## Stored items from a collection
+-------+

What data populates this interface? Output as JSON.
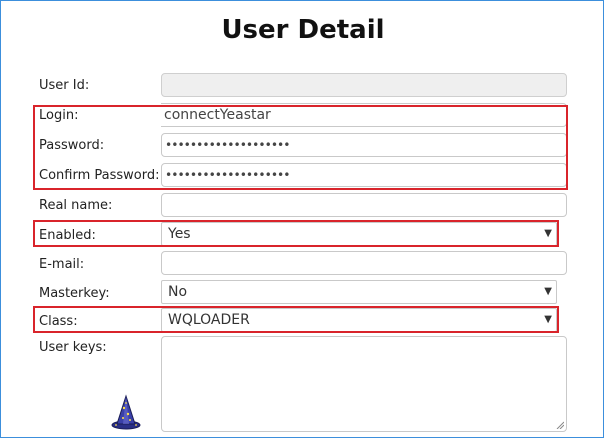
{
  "title": "User Detail",
  "form": {
    "user_id": {
      "label": "User Id:",
      "value": ""
    },
    "login": {
      "label": "Login:",
      "value": "connectYeastar"
    },
    "password": {
      "label": "Password:",
      "value": "••••••••••••••••••••"
    },
    "confirm_password": {
      "label": "Confirm Password:",
      "value": "••••••••••••••••••••"
    },
    "real_name": {
      "label": "Real name:",
      "value": ""
    },
    "enabled": {
      "label": "Enabled:",
      "value": "Yes"
    },
    "email": {
      "label": "E-mail:",
      "value": ""
    },
    "masterkey": {
      "label": "Masterkey:",
      "value": "No"
    },
    "class": {
      "label": "Class:",
      "value": "WQLOADER"
    },
    "user_keys": {
      "label": "User keys:",
      "value": ""
    }
  },
  "icons": {
    "select_arrow": "▼",
    "wizard": "wizard-hat-icon"
  },
  "colors": {
    "highlight": "#d9242b",
    "frame": "#3c8fdc"
  }
}
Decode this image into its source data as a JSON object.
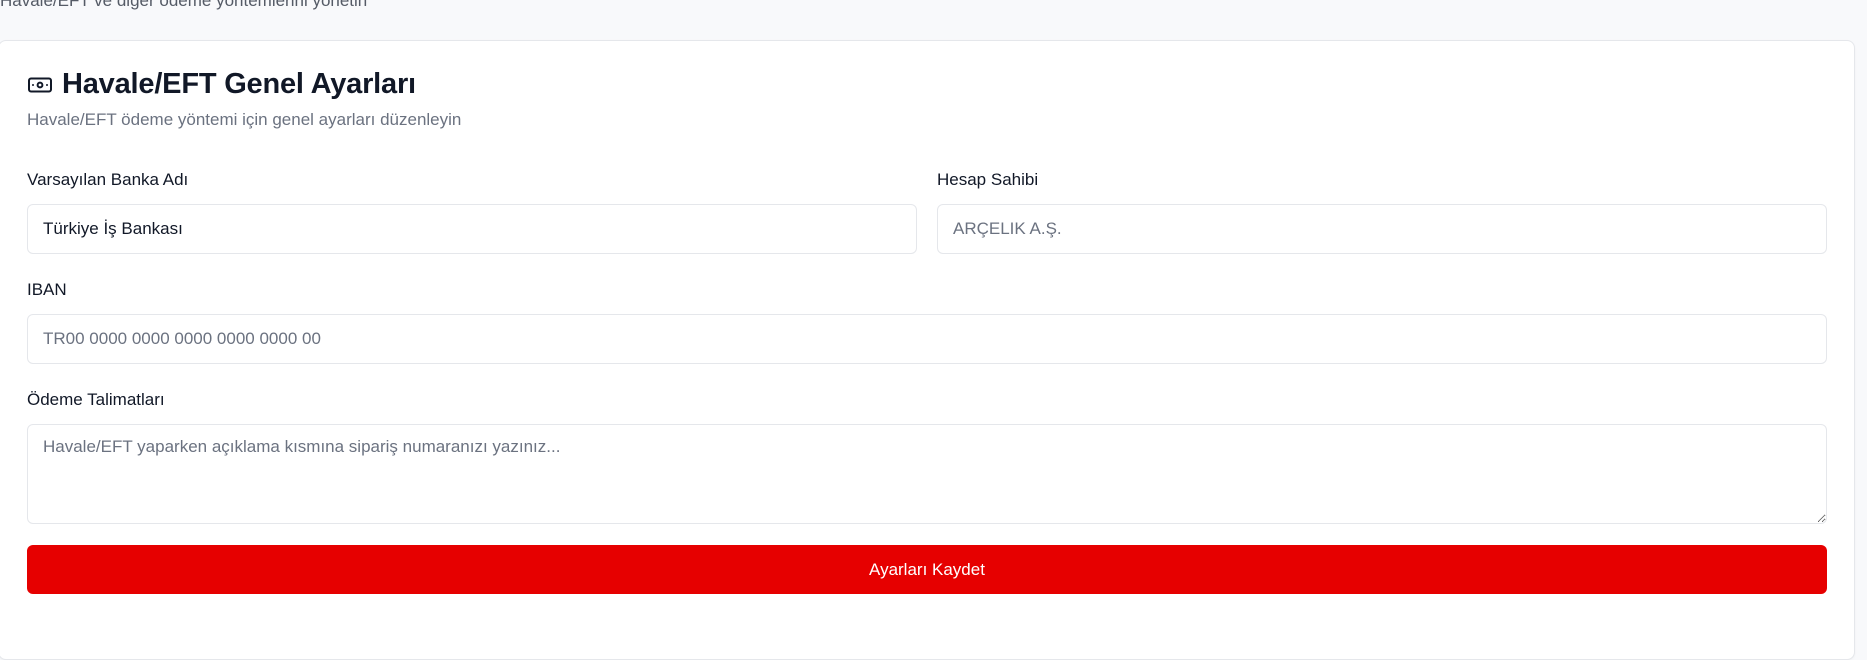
{
  "page": {
    "top_text": "Havale/EFT ve diğer ödeme yöntemlerini yönetin"
  },
  "card": {
    "title_icon": "banknote-icon",
    "title": "Havale/EFT Genel Ayarları",
    "subtitle": "Havale/EFT ödeme yöntemi için genel ayarları düzenleyin"
  },
  "form": {
    "bank_name": {
      "label": "Varsayılan Banka Adı",
      "value": "Türkiye İş Bankası",
      "placeholder": ""
    },
    "account_holder": {
      "label": "Hesap Sahibi",
      "value": "",
      "placeholder": "ARÇELIK A.Ş."
    },
    "iban": {
      "label": "IBAN",
      "value": "",
      "placeholder": "TR00 0000 0000 0000 0000 0000 00"
    },
    "payment_instructions": {
      "label": "Ödeme Talimatları",
      "value": "",
      "placeholder": "Havale/EFT yaparken açıklama kısmına sipariş numaranızı yazınız..."
    }
  },
  "actions": {
    "save_label": "Ayarları Kaydet"
  },
  "colors": {
    "accent": "#e60000",
    "background": "#f8f9fb",
    "border": "#e5e7eb",
    "muted_text": "#6b7280"
  }
}
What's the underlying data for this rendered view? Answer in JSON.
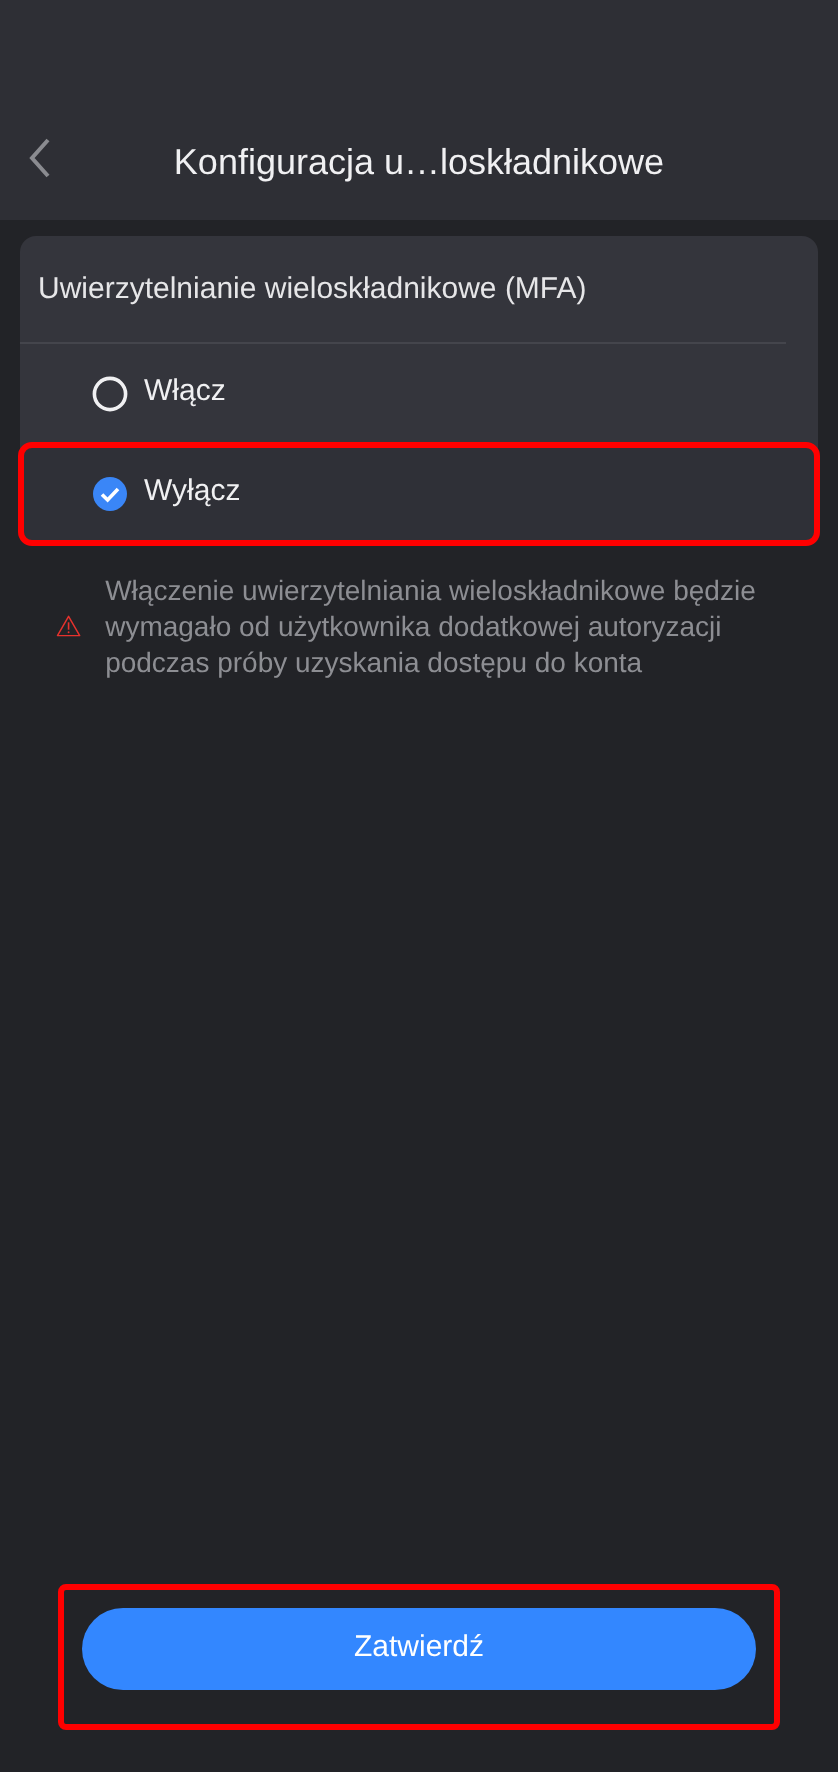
{
  "header": {
    "title": "Konfiguracja u…loskładnikowe"
  },
  "section": {
    "title": "Uwierzytelnianie wieloskładnikowe (MFA)",
    "options": [
      {
        "label": "Włącz",
        "selected": false,
        "highlighted": false
      },
      {
        "label": "Wyłącz",
        "selected": true,
        "highlighted": true
      }
    ]
  },
  "warning": {
    "text": "Włączenie uwierzytelniania wieloskładnikowe będzie wymagało od użytkownika dodatkowej autoryzacji podczas próby uzyskania dostępu do konta"
  },
  "submit": {
    "label": "Zatwierdź",
    "highlighted": true
  }
}
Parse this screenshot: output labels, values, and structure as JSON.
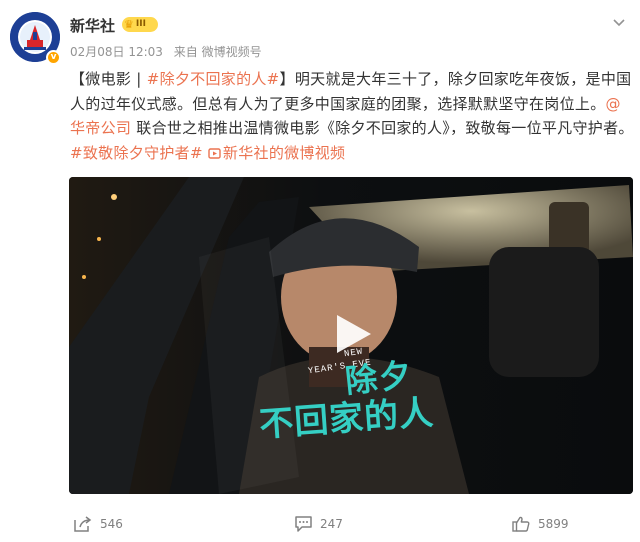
{
  "user": {
    "name": "新华社",
    "level": "III",
    "avatar_text": "XINHUA",
    "verified_mark": "v"
  },
  "post_meta": {
    "time": "02月08日 12:03",
    "source": "来自 微博视频号"
  },
  "post_text": {
    "bracket_open": "【微电影 | ",
    "hashtag_1": "#除夕不回家的人#",
    "part_1": "】明天就是大年三十了，除夕回家吃年夜饭，是中国人的过年仪式感。但总有人为了更多中国家庭的团聚，选择默默坚守在岗位上。",
    "mention": "@华帝公司",
    "part_2": " 联合世之相推出温情微电影《除夕不回家的人》，致敬每一位平凡守护者。",
    "hashtag_2": "#致敬除夕守护者#",
    "video_link": "新华社的微博视频"
  },
  "video": {
    "title_en_1": "NEW",
    "title_en_2": "YEAR'S EVE",
    "title_cn_1": "除夕",
    "title_cn_2": "不回家的人"
  },
  "actions": {
    "share_count": "546",
    "comment_count": "247",
    "like_count": "5899"
  },
  "colors": {
    "link": "#eb7350",
    "title_teal": "#35cfc4",
    "badge": "#ffd84d"
  },
  "icons": [
    "xinhua-logo-icon",
    "verified-icon",
    "crown-icon",
    "chevron-down-icon",
    "video-link-icon",
    "play-icon",
    "share-icon",
    "comment-icon",
    "like-icon"
  ]
}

+-------+

## STATED GOAL
Print out the material word for word, omitting the pictures.

## ANSWER TO THIS EXERCISE
What data populates this interface? Output as JSON.
{
  "title": "User Detail",
  "form": {
    "user_id": {
      "label": "User Id:",
      "value": ""
    },
    "login": {
      "label": "Login:",
      "value": "connectYeastar"
    },
    "password": {
      "label": "Password:",
      "value": "••••••••••••••••••••"
    },
    "confirm_password": {
      "label": "Confirm Password:",
      "value": "••••••••••••••••••••"
    },
    "real_name": {
      "label": "Real name:",
      "value": ""
    },
    "enabled": {
      "label": "Enabled:",
      "value": "Yes"
    },
    "email": {
      "label": "E-mail:",
      "value": ""
    },
    "masterkey": {
      "label": "Masterkey:",
      "value": "No"
    },
    "class": {
      "label": "Class:",
      "value": "WQLOADER"
    },
    "user_keys": {
      "label": "User keys:",
      "value": ""
    }
  },
  "icons": {
    "select_arrow": "▼",
    "wizard": "wizard-hat-icon"
  },
  "colors": {
    "highlight": "#d9242b",
    "frame": "#3c8fdc"
  }
}
Decode this image into its source data as a JSON object.
{
  "page": {
    "top_text": "Havale/EFT ve diğer ödeme yöntemlerini yönetin"
  },
  "card": {
    "title_icon": "banknote-icon",
    "title": "Havale/EFT Genel Ayarları",
    "subtitle": "Havale/EFT ödeme yöntemi için genel ayarları düzenleyin"
  },
  "form": {
    "bank_name": {
      "label": "Varsayılan Banka Adı",
      "value": "Türkiye İş Bankası",
      "placeholder": ""
    },
    "account_holder": {
      "label": "Hesap Sahibi",
      "value": "",
      "placeholder": "ARÇELIK A.Ş."
    },
    "iban": {
      "label": "IBAN",
      "value": "",
      "placeholder": "TR00 0000 0000 0000 0000 0000 00"
    },
    "payment_instructions": {
      "label": "Ödeme Talimatları",
      "value": "",
      "placeholder": "Havale/EFT yaparken açıklama kısmına sipariş numaranızı yazınız..."
    }
  },
  "actions": {
    "save_label": "Ayarları Kaydet"
  },
  "colors": {
    "accent": "#e60000",
    "background": "#f8f9fb",
    "border": "#e5e7eb",
    "muted_text": "#6b7280"
  }
}
What's the underlying data for this rendered view? Answer in JSON.
{
  "header": {
    "title": "Konfiguracja u…loskładnikowe"
  },
  "section": {
    "title": "Uwierzytelnianie wieloskładnikowe (MFA)",
    "options": [
      {
        "label": "Włącz",
        "selected": false,
        "highlighted": false
      },
      {
        "label": "Wyłącz",
        "selected": true,
        "highlighted": true
      }
    ]
  },
  "warning": {
    "text": "Włączenie uwierzytelniania wieloskładnikowe będzie wymagało od użytkownika dodatkowej autoryzacji podczas próby uzyskania dostępu do konta"
  },
  "submit": {
    "label": "Zatwierdź",
    "highlighted": true
  }
}
Parse this screenshot: output labels, values, and structure as JSON.
{
  "user": {
    "name": "新华社",
    "level": "III",
    "avatar_text": "XINHUA",
    "verified_mark": "v"
  },
  "post_meta": {
    "time": "02月08日 12:03",
    "source": "来自 微博视频号"
  },
  "post_text": {
    "bracket_open": "【微电影 | ",
    "hashtag_1": "#除夕不回家的人#",
    "part_1": "】明天就是大年三十了，除夕回家吃年夜饭，是中国人的过年仪式感。但总有人为了更多中国家庭的团聚，选择默默坚守在岗位上。",
    "mention": "@华帝公司",
    "part_2": " 联合世之相推出温情微电影《除夕不回家的人》，致敬每一位平凡守护者。",
    "hashtag_2": "#致敬除夕守护者#",
    "video_link": "新华社的微博视频"
  },
  "video": {
    "title_en_1": "NEW",
    "title_en_2": "YEAR'S EVE",
    "title_cn_1": "除夕",
    "title_cn_2": "不回家的人"
  },
  "actions": {
    "share_count": "546",
    "comment_count": "247",
    "like_count": "5899"
  },
  "colors": {
    "link": "#eb7350",
    "title_teal": "#35cfc4",
    "badge": "#ffd84d"
  },
  "icons": [
    "xinhua-logo-icon",
    "verified-icon",
    "crown-icon",
    "chevron-down-icon",
    "video-link-icon",
    "play-icon",
    "share-icon",
    "comment-icon",
    "like-icon"
  ]
}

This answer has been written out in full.